**** Records shown

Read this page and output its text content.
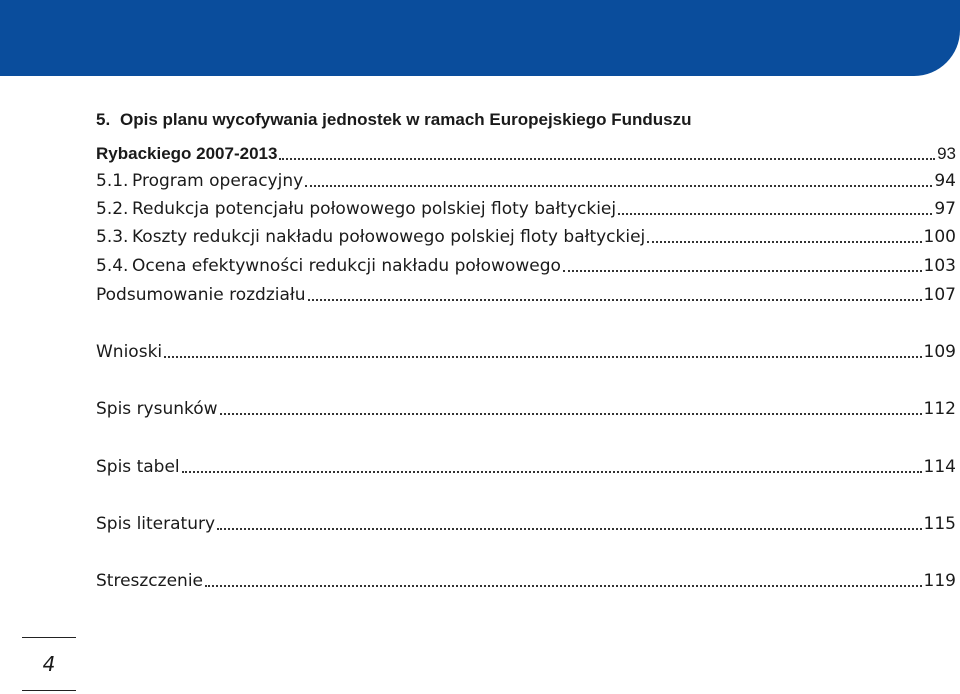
5. Opis planu wycofywania jednostek w ramach Europejskiego Funduszu
Rybackiego 2007-2013	93
5.1. Program operacyjny	94
5.2. Redukcja potencjału połowowego polskiej floty bałtyckiej	97
5.3. Koszty redukcji nakładu połowowego polskiej floty bałtyckiej	100
5.4. Ocena efektywności redukcji nakładu połowowego	103
Podsumowanie rozdziału	107
Wnioski	109
Spis rysunków	112
Spis tabel	114
Spis literatury	115
Streszczenie	119
4
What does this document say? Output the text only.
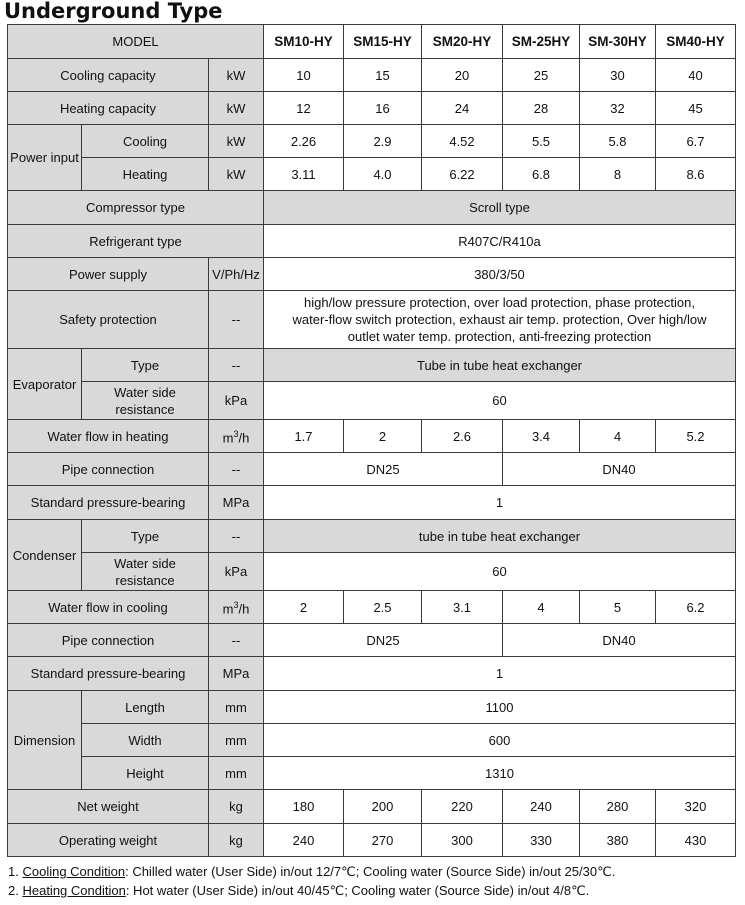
Underground Type
MODEL			SM10-HY	SM15-HY	SM20-HY	SM-25HY	SM-30HY	SM40-HY
Cooling capacity		kW	10	15	20	25	30	40
Heating capacity		kW	12	16	24	28	32	45
Power input	Cooling	kW	2.26	2.9	4.52	5.5	5.8	6.7
	Heating	kW	3.11	4.0	6.22	6.8	8	8.6
Compressor type			Scroll type					
Refrigerant type			R407C/R410a					
Power supply		V/Ph/Hz	380/3/50					
Safety protection		--	high/low pressure protection, over load protection, phase protection,
water-flow switch protection, exhaust air temp. protection, Over high/low
outlet water temp. protection, anti-freezing protection					

Evaporator	Type	--	Tube in tube heat exchanger					

	Water side
resistance	kPa	60					
Water flow in heating		$m^3/h$	1.7	2	2.6	3.4	4	5.2
Pipe connection		--	DN25			DN40		
Standard pressure-bearing		MPa	1					
Condenser	Type	--	tube in tube heat exchanger					

	Water side
resistance	kPa	60					
Water flow in cooling		$m^3/h$	2	2.5	3.1	4	5	6.2
Pipe connection		--	DN25			DN40		
Standard pressure-bearing		MPa	1					
Dimension	Length	mm	1100					
	Width	mm	600					
	Height	mm	1310					
Net weight		kg	180	200	220	240	280	320
Operating weight		kg	240	270	300	330	380	430
1. Cooling Condition: Chilled water (User Side) in/out 12/7℃; Cooling water (Source Side) in/out 25/30℃.
2. Heating Condition: Hot water (User Side) in/out 40/45℃; Cooling water (Source Side) in/out 4/8℃.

********

Of the lines in this material, state how many hold the string "weight". Write no other words.

2